• WHAT TO DO: Extract all lines from the data beneath that include the word "bugs".
════════════════════
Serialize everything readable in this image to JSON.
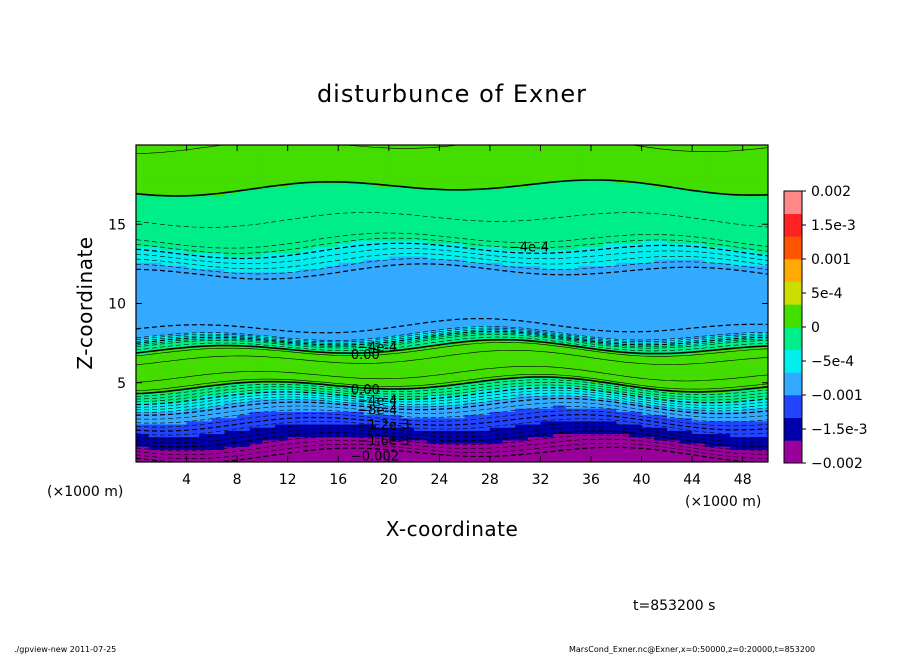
{
  "chart_data": {
    "type": "heatmap",
    "title": "disturbunce of Exner",
    "xlabel": "X-coordinate",
    "ylabel": "Z-coordinate",
    "x_scale_label": "(×1000 m)",
    "y_scale_label": "(×1000 m)",
    "xlim": [
      0,
      50
    ],
    "ylim": [
      0,
      20
    ],
    "x_ticks": [
      4,
      8,
      12,
      16,
      20,
      24,
      28,
      32,
      36,
      40,
      44,
      48
    ],
    "y_ticks": [
      5,
      10,
      15
    ],
    "colorbar": {
      "range": [
        -0.002,
        0.002
      ],
      "tick_labels": [
        "0.002",
        "1.5e-3",
        "0.001",
        "5e-4",
        "0",
        "−5e-4",
        "−0.001",
        "−1.5e-3",
        "−0.002"
      ],
      "tick_values": [
        0.002,
        0.0015,
        0.001,
        0.0005,
        0,
        -0.0005,
        -0.001,
        -0.0015,
        -0.002
      ],
      "colors": [
        "#990099",
        "#0000aa",
        "#2244ff",
        "#33aaff",
        "#00eeee",
        "#00ee88",
        "#44dd00",
        "#ccdd00",
        "#ffaa00",
        "#ff5500",
        "#ff2222",
        "#ff8888"
      ]
    },
    "profile_z": [
      0,
      1,
      2,
      3,
      3.5,
      4.5,
      5,
      6,
      7,
      7.5,
      8,
      9,
      10,
      12,
      13,
      14,
      16,
      20
    ],
    "profile_values": [
      -0.0022,
      -0.0018,
      -0.0014,
      -0.001,
      -0.0008,
      -0.0002,
      0.0001,
      0.0003,
      0.0001,
      -0.0002,
      -0.0007,
      -0.0009,
      -0.0009,
      -0.0008,
      -0.0005,
      -0.0002,
      -5e-05,
      0.0001
    ],
    "contour_labels": [
      {
        "text": "−4e-4",
        "x": 29.5,
        "z": 13.6
      },
      {
        "text": "−4e-4",
        "x": 17.5,
        "z": 7.3
      },
      {
        "text": "0.00",
        "x": 17.0,
        "z": 6.8
      },
      {
        "text": "0.00",
        "x": 17.0,
        "z": 4.6
      },
      {
        "text": "−4e-4",
        "x": 17.5,
        "z": 3.9
      },
      {
        "text": "−8e-4",
        "x": 17.5,
        "z": 3.3
      },
      {
        "text": "−1.2e-3",
        "x": 17.5,
        "z": 2.4
      },
      {
        "text": "−1.6e-3",
        "x": 17.5,
        "z": 1.4
      },
      {
        "text": "−0.002",
        "x": 17.0,
        "z": 0.4
      }
    ]
  },
  "time_label": "t=853200 s",
  "footer_left": "./gpview-new   2011-07-25",
  "footer_right": "MarsCond_Exner.nc@Exner,x=0:50000,z=0:20000,t=853200"
}
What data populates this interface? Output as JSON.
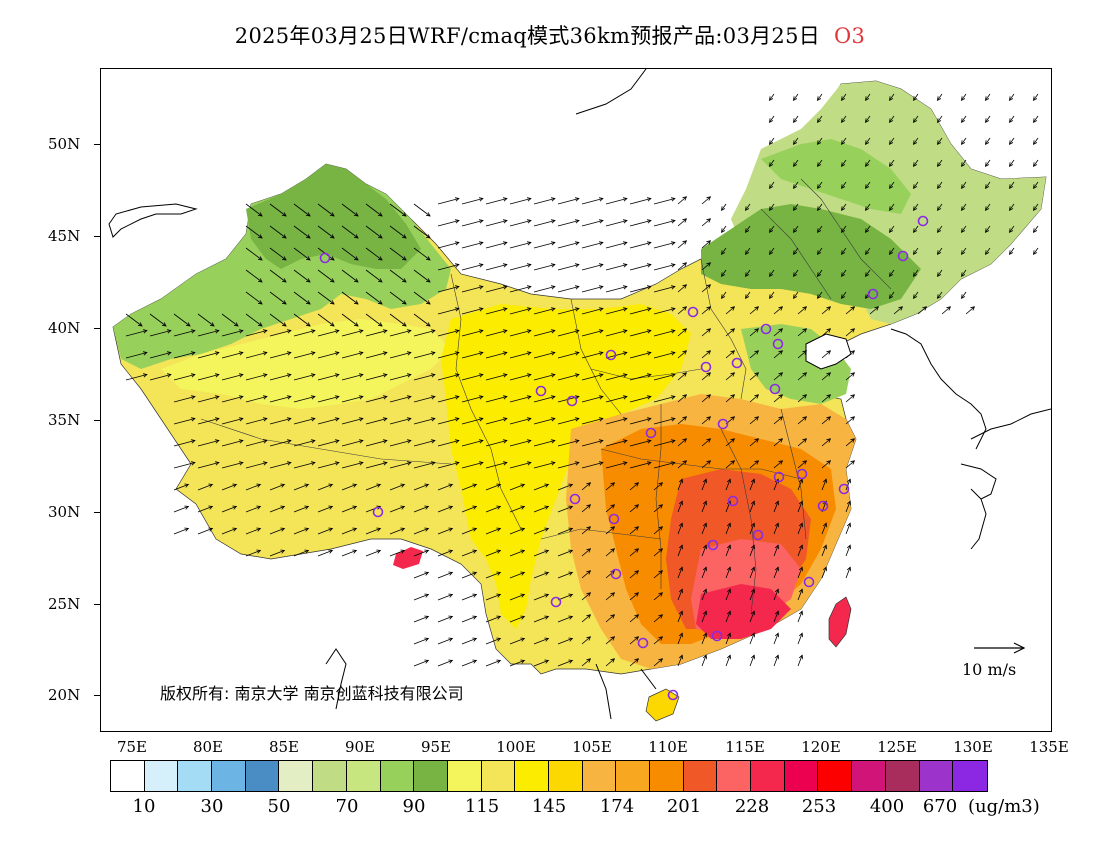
{
  "title": {
    "main": "2025年03月25日WRF/cmaq模式36km预报产品:03月25日",
    "species": "O3"
  },
  "axes": {
    "lat_labels": [
      "50N",
      "45N",
      "40N",
      "35N",
      "30N",
      "25N",
      "20N"
    ],
    "lon_labels": [
      "75E",
      "80E",
      "85E",
      "90E",
      "95E",
      "100E",
      "105E",
      "110E",
      "115E",
      "120E",
      "125E",
      "130E",
      "135E"
    ]
  },
  "copyright": "版权所有: 南京大学 南京创蓝科技有限公司",
  "reference_vector": "10 m/s",
  "legend": {
    "colors": [
      "#ffffff",
      "#d6f0fb",
      "#a4dcf5",
      "#6cb4e4",
      "#4a8cc4",
      "#e4eec4",
      "#c0dc84",
      "#c8e680",
      "#98d05c",
      "#78b444",
      "#f4f45c",
      "#f4e458",
      "#fcec00",
      "#fcd800",
      "#f8b440",
      "#f8a820",
      "#f88c00",
      "#f05828",
      "#fc6464",
      "#f4284c",
      "#ec0050",
      "#fc0000",
      "#d01478",
      "#a82c5c",
      "#9c34cc",
      "#8c28e4"
    ],
    "labels": [
      "10",
      "30",
      "50",
      "70",
      "90",
      "115",
      "145",
      "174",
      "201",
      "228",
      "253",
      "400",
      "670"
    ],
    "unit": "(ug/m3)"
  },
  "map_colors": {
    "green_dark": "#78b444",
    "green": "#98d05c",
    "green_light": "#c0dc84",
    "yellow_light": "#f4f45c",
    "yellow": "#f4e458",
    "yellow_strong": "#fcec00",
    "orange_light": "#f8b440",
    "orange": "#f88c00",
    "red_orange": "#f05828",
    "red": "#f4284c",
    "magenta": "#d01478"
  }
}
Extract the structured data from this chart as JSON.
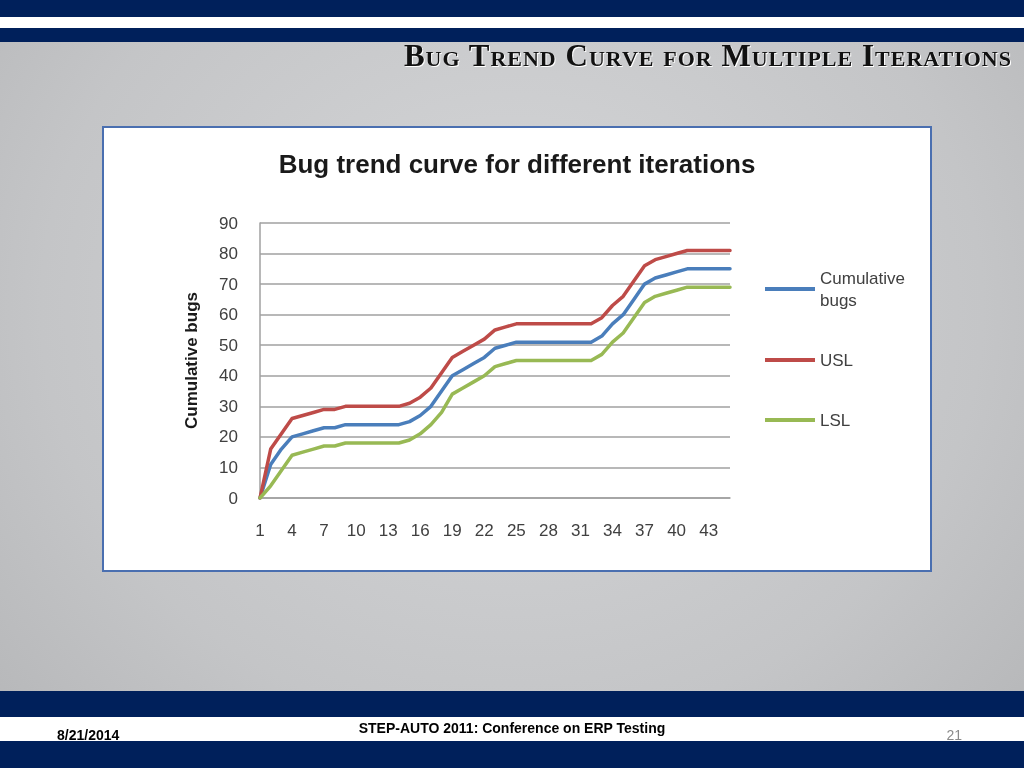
{
  "chart_data": {
    "type": "line",
    "title": "Bug Trend Curve for Multiple Iterations",
    "subtitle": "Bug trend curve for different iterations",
    "ylabel": "Cumulative bugs",
    "annotations": [
      "8/21/2014",
      "STEP-AUTO 2011: Conference on ERP Testing",
      "21"
    ],
    "categories": [
      "1",
      null,
      null,
      "4",
      null,
      null,
      "7",
      null,
      null,
      "10",
      null,
      null,
      "13",
      null,
      null,
      "16",
      null,
      null,
      "19",
      null,
      null,
      "22",
      null,
      null,
      "25",
      null,
      null,
      "28",
      null,
      null,
      "31",
      null,
      null,
      "34",
      null,
      null,
      "37",
      null,
      null,
      "40",
      null,
      null,
      "43",
      null,
      null
    ],
    "series": [
      {
        "name": "Cumulative bugs",
        "color": "#4a7ebb",
        "values": [
          0,
          11,
          16,
          20,
          21,
          22,
          23,
          23,
          24,
          24,
          24,
          24,
          24,
          24,
          25,
          27,
          30,
          35,
          40,
          42,
          44,
          46,
          49,
          50,
          51,
          51,
          51,
          51,
          51,
          51,
          51,
          51,
          53,
          57,
          60,
          65,
          70,
          72,
          73,
          74,
          75,
          75,
          75,
          75,
          75
        ]
      },
      {
        "name": "USL",
        "color": "#be4b48",
        "values": [
          0,
          16,
          21,
          26,
          27,
          28,
          29,
          29,
          30,
          30,
          30,
          30,
          30,
          30,
          31,
          33,
          36,
          41,
          46,
          48,
          50,
          52,
          55,
          56,
          57,
          57,
          57,
          57,
          57,
          57,
          57,
          57,
          59,
          63,
          66,
          71,
          76,
          78,
          79,
          80,
          81,
          81,
          81,
          81,
          81
        ]
      },
      {
        "name": "LSL",
        "color": "#98b954",
        "values": [
          0,
          4,
          9,
          14,
          15,
          16,
          17,
          17,
          18,
          18,
          18,
          18,
          18,
          18,
          19,
          21,
          24,
          28,
          34,
          36,
          38,
          40,
          43,
          44,
          45,
          45,
          45,
          45,
          45,
          45,
          45,
          45,
          47,
          51,
          54,
          59,
          64,
          66,
          67,
          68,
          69,
          69,
          69,
          69,
          69
        ]
      }
    ],
    "ylim": [
      0,
      90
    ],
    "yticks": [
      0,
      10,
      20,
      30,
      40,
      50,
      60,
      70,
      80,
      90
    ],
    "grid": "y",
    "legend": "right",
    "marker": "none",
    "line_style": "solid"
  }
}
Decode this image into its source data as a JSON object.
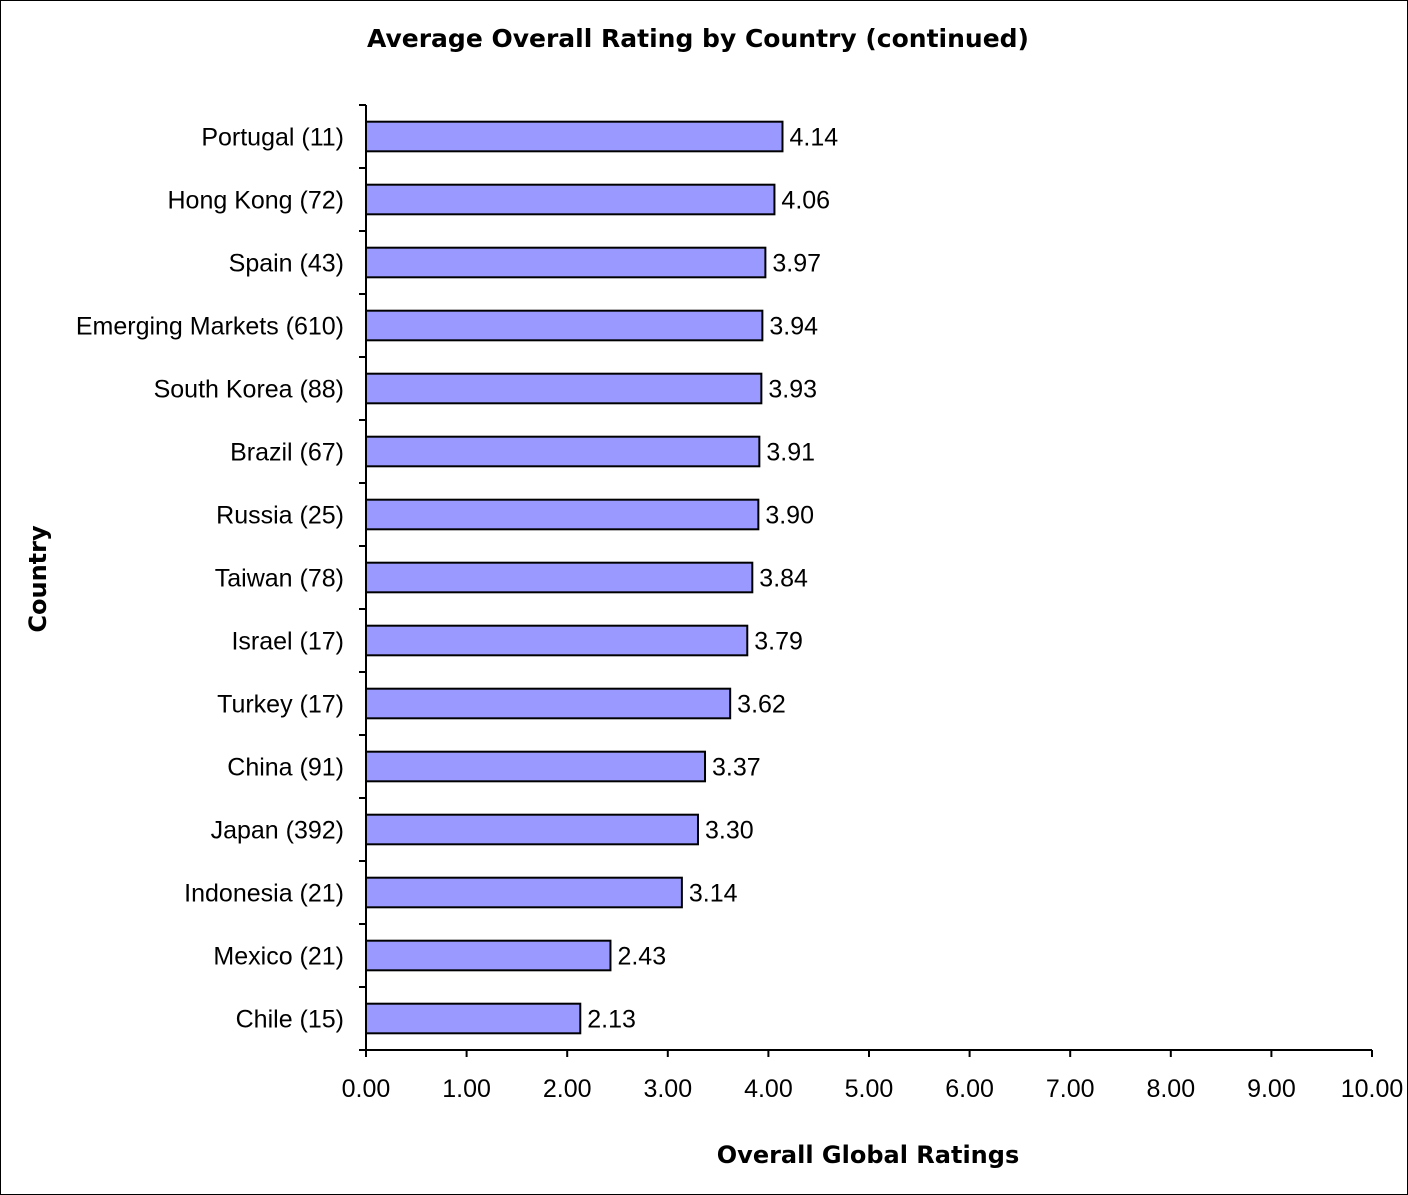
════════════════════
• SOLUTION FOR THIS EXERCISE:
    "ylabel": "Cumulative bugs",
        "name": "Cumulative bugs",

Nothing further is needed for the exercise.